• _EXERCISE AIM_
Establish how many lines in the material include the string "deve" and report it as a lone number.

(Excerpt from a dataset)
:::

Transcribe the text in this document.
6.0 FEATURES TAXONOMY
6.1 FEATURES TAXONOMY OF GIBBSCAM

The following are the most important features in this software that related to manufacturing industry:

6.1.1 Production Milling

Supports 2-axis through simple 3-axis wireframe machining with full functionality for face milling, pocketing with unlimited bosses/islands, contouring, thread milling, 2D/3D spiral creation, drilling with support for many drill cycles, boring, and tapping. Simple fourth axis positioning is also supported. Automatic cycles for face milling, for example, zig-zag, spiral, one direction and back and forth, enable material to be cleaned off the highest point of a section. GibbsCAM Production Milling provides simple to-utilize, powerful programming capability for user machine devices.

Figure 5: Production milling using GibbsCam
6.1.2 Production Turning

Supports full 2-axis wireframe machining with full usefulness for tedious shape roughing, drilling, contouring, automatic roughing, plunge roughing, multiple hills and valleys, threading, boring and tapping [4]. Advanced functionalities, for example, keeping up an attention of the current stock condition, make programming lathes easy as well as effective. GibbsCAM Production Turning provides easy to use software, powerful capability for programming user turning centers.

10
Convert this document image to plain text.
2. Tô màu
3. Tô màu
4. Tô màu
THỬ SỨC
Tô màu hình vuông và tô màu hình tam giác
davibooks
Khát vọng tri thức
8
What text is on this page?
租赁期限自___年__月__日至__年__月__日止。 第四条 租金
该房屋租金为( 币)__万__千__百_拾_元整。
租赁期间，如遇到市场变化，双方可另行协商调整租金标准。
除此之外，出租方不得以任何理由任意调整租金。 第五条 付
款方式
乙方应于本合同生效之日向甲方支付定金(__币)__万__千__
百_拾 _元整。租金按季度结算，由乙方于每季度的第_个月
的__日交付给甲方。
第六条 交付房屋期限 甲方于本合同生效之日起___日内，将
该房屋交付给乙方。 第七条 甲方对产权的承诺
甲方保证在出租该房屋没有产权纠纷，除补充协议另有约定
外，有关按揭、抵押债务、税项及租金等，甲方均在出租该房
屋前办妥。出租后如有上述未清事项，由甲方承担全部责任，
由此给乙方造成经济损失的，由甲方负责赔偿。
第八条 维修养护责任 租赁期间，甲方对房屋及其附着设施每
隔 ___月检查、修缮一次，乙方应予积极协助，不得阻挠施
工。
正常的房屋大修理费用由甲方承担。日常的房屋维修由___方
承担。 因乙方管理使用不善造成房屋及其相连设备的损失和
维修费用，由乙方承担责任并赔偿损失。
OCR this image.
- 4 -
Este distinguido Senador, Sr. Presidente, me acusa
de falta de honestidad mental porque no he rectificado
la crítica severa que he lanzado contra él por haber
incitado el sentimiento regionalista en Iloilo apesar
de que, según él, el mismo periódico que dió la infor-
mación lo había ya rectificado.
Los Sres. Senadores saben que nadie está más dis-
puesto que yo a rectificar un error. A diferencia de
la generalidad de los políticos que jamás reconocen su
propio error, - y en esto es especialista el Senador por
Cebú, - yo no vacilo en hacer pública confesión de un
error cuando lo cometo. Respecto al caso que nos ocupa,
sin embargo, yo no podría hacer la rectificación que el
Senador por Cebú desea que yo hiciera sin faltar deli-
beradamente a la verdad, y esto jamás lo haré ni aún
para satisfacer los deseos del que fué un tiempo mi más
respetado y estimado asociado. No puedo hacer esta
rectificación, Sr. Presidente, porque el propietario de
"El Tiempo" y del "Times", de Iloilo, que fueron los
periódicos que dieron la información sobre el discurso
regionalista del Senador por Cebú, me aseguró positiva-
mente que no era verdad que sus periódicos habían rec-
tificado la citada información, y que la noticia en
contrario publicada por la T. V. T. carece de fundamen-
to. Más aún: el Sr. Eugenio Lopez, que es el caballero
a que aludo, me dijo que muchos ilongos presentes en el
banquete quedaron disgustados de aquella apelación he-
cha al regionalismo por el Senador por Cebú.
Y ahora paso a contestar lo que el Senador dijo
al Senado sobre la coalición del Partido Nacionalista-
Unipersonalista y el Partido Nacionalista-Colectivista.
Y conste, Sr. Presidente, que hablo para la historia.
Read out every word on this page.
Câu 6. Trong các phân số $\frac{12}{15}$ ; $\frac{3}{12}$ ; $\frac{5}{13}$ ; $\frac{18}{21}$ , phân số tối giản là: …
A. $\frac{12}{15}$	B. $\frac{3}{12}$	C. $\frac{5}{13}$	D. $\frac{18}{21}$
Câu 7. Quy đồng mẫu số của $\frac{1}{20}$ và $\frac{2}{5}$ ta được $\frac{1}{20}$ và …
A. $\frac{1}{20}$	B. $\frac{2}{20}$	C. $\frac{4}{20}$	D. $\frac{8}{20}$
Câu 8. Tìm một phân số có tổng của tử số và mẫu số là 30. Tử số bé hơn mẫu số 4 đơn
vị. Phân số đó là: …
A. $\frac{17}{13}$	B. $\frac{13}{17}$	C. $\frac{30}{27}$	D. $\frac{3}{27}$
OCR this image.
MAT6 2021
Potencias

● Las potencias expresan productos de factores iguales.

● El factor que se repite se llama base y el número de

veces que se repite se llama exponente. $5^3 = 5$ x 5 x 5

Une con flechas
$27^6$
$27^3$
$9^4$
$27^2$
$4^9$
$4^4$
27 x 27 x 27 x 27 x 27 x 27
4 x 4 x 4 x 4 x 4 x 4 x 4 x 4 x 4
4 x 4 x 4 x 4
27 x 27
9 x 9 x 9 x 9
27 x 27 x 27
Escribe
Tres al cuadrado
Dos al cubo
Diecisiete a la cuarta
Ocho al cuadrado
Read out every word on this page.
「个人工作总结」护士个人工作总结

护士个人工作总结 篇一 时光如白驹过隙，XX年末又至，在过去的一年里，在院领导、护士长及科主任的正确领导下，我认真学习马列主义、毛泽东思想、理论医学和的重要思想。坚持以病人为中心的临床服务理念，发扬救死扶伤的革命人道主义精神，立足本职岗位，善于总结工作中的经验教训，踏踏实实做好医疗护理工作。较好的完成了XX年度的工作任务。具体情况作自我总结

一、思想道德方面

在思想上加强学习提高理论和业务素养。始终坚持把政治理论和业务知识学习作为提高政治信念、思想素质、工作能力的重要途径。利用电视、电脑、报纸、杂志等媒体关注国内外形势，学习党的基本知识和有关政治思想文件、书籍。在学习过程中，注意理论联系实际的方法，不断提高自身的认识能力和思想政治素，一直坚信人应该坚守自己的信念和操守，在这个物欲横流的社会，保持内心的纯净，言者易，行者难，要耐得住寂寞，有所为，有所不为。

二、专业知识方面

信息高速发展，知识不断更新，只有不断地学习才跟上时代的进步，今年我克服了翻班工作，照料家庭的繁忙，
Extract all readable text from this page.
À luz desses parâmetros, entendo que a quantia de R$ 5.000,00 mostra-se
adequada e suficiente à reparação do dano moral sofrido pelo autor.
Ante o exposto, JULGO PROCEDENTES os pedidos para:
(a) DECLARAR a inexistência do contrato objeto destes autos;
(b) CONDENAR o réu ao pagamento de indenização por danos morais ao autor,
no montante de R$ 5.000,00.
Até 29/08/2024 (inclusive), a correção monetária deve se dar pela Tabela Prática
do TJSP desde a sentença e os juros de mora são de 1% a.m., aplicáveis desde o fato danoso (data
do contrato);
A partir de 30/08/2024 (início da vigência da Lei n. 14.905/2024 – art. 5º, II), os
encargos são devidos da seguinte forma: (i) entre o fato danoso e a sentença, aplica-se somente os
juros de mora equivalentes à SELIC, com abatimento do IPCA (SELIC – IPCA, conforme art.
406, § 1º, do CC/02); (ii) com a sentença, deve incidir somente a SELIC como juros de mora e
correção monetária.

:::

• _SOLUTION TO THIS EXERCISE_
2